Leave out the pictures and copy everything else below exactly.

Dataset excerpt
Begin

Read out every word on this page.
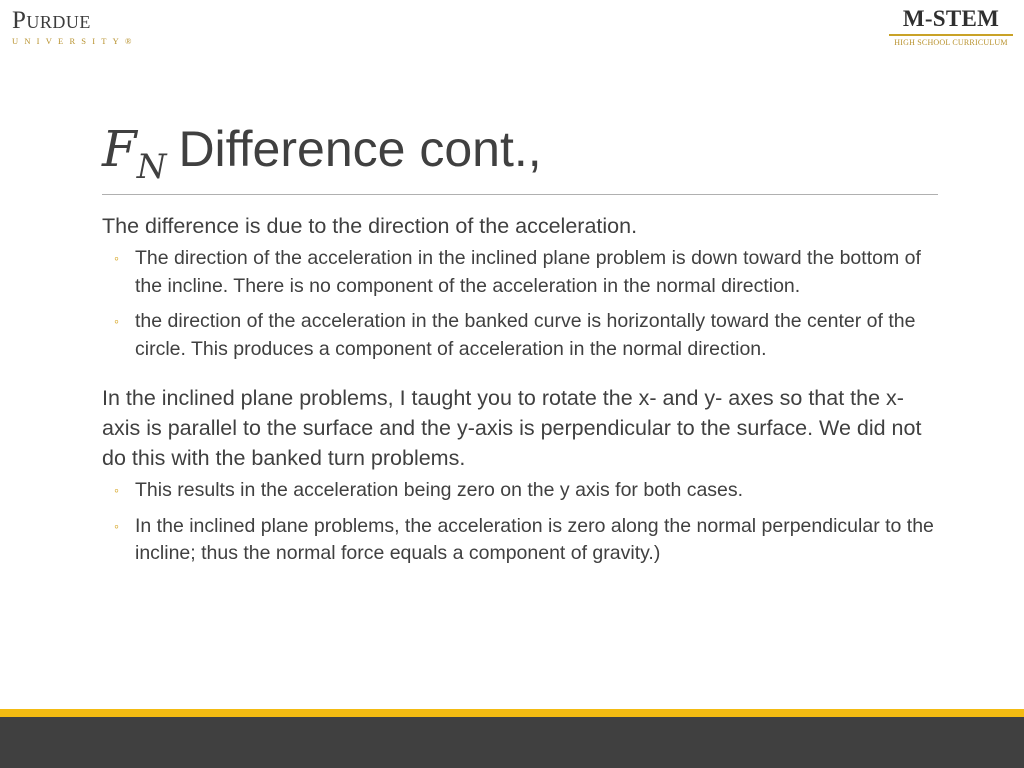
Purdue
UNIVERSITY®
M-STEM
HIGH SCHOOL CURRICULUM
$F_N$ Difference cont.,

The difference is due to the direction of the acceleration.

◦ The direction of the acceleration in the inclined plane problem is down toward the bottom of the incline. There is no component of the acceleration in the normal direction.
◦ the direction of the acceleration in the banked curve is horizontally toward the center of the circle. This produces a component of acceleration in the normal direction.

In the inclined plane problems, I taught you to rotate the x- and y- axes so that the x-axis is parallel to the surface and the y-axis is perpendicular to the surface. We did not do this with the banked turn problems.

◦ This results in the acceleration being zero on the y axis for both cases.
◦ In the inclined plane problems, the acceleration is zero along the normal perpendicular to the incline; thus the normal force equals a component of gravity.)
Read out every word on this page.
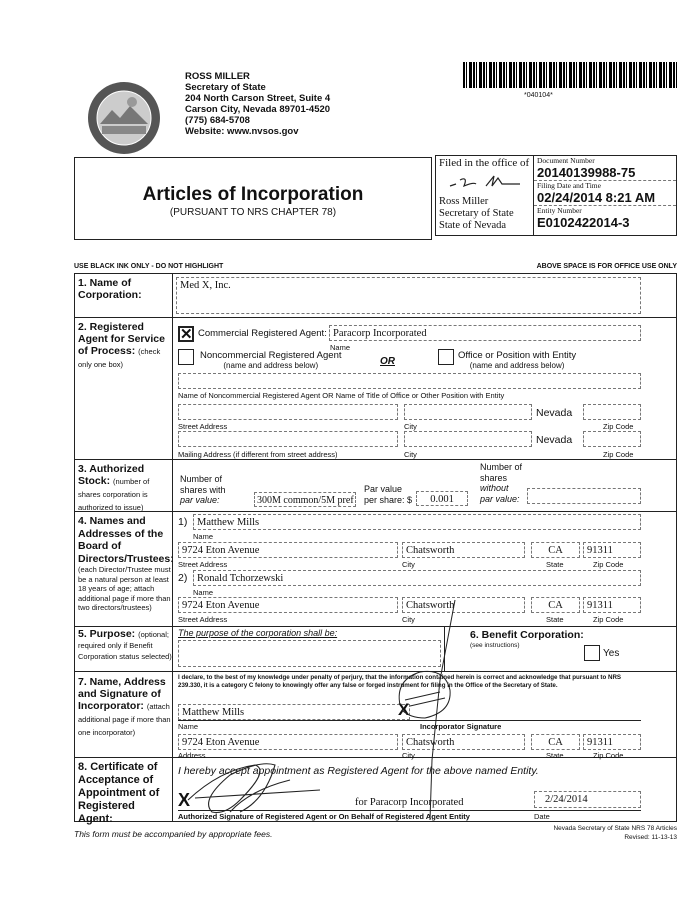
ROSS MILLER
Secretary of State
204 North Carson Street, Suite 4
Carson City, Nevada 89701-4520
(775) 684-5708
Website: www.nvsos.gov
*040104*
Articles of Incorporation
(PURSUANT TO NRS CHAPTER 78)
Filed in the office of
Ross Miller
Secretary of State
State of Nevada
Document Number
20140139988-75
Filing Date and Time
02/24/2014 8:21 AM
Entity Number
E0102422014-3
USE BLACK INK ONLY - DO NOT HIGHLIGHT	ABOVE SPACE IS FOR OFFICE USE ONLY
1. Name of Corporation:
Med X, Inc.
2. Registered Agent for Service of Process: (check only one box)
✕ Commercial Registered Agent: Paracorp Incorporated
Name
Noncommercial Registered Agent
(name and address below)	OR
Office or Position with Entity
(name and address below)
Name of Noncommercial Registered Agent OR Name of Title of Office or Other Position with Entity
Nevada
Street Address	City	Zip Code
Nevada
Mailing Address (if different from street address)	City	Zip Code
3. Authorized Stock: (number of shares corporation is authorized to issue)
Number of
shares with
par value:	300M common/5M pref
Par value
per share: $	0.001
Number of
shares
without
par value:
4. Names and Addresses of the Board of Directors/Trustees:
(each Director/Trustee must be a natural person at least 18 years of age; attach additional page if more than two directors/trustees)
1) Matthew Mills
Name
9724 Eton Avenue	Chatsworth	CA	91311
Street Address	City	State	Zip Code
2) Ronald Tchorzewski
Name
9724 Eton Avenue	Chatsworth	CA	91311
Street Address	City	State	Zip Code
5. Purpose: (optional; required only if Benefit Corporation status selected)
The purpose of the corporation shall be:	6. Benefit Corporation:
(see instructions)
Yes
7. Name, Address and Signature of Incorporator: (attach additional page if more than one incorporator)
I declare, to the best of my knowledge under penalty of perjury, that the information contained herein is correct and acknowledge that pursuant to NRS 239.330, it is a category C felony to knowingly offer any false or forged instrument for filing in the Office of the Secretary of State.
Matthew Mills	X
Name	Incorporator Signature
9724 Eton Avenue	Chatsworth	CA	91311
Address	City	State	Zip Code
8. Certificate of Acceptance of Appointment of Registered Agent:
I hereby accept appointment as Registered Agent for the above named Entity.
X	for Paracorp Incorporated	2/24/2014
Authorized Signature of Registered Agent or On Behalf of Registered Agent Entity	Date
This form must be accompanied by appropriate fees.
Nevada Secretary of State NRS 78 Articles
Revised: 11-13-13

End

→ Response
Read out every word on this page.
Purdue
UNIVERSITY®
M-STEM
HIGH SCHOOL CURRICULUM
$F_N$ Difference cont.,

The difference is due to the direction of the acceleration.

◦ The direction of the acceleration in the inclined plane problem is down toward the bottom of the incline. There is no component of the acceleration in the normal direction.
◦ the direction of the acceleration in the banked curve is horizontally toward the center of the circle. This produces a component of acceleration in the normal direction.

In the inclined plane problems, I taught you to rotate the x- and y- axes so that the x-axis is parallel to the surface and the y-axis is perpendicular to the surface. We did not do this with the banked turn problems.

◦ This results in the acceleration being zero on the y axis for both cases.
◦ In the inclined plane problems, the acceleration is zero along the normal perpendicular to the incline; thus the normal force equals a component of gravity.)
Read out every word on this page.
ROSS MILLER
Secretary of State
204 North Carson Street, Suite 4
Carson City, Nevada 89701-4520
(775) 684-5708
Website: www.nvsos.gov
*040104*
Articles of Incorporation
(PURSUANT TO NRS CHAPTER 78)
Filed in the office of
Ross Miller
Secretary of State
State of Nevada
Document Number
20140139988-75
Filing Date and Time
02/24/2014 8:21 AM
Entity Number
E0102422014-3
USE BLACK INK ONLY - DO NOT HIGHLIGHT	ABOVE SPACE IS FOR OFFICE USE ONLY
1. Name of Corporation:
Med X, Inc.
2. Registered Agent for Service of Process: (check only one box)
✕ Commercial Registered Agent: Paracorp Incorporated
Name
Noncommercial Registered Agent
(name and address below)	OR
Office or Position with Entity
(name and address below)
Name of Noncommercial Registered Agent OR Name of Title of Office or Other Position with Entity
Nevada
Street Address	City	Zip Code
Nevada
Mailing Address (if different from street address)	City	Zip Code
3. Authorized Stock: (number of shares corporation is authorized to issue)
Number of
shares with
par value:	300M common/5M pref
Par value
per share: $	0.001
Number of
shares
without
par value:
4. Names and Addresses of the Board of Directors/Trustees:
(each Director/Trustee must be a natural person at least 18 years of age; attach additional page if more than two directors/trustees)
1) Matthew Mills
Name
9724 Eton Avenue	Chatsworth	CA	91311
Street Address	City	State	Zip Code
2) Ronald Tchorzewski
Name
9724 Eton Avenue	Chatsworth	CA	91311
Street Address	City	State	Zip Code
5. Purpose: (optional; required only if Benefit Corporation status selected)
The purpose of the corporation shall be:	6. Benefit Corporation:
(see instructions)
Yes
7. Name, Address and Signature of Incorporator: (attach additional page if more than one incorporator)
I declare, to the best of my knowledge under penalty of perjury, that the information contained herein is correct and acknowledge that pursuant to NRS 239.330, it is a category C felony to knowingly offer any false or forged instrument for filing in the Office of the Secretary of State.
Matthew Mills	X
Name	Incorporator Signature
9724 Eton Avenue	Chatsworth	CA	91311
Address	City	State	Zip Code
8. Certificate of Acceptance of Appointment of Registered Agent:
I hereby accept appointment as Registered Agent for the above named Entity.
X	for Paracorp Incorporated	2/24/2014
Authorized Signature of Registered Agent or On Behalf of Registered Agent Entity	Date
This form must be accompanied by appropriate fees.
Nevada Secretary of State NRS 78 Articles
Revised: 11-13-13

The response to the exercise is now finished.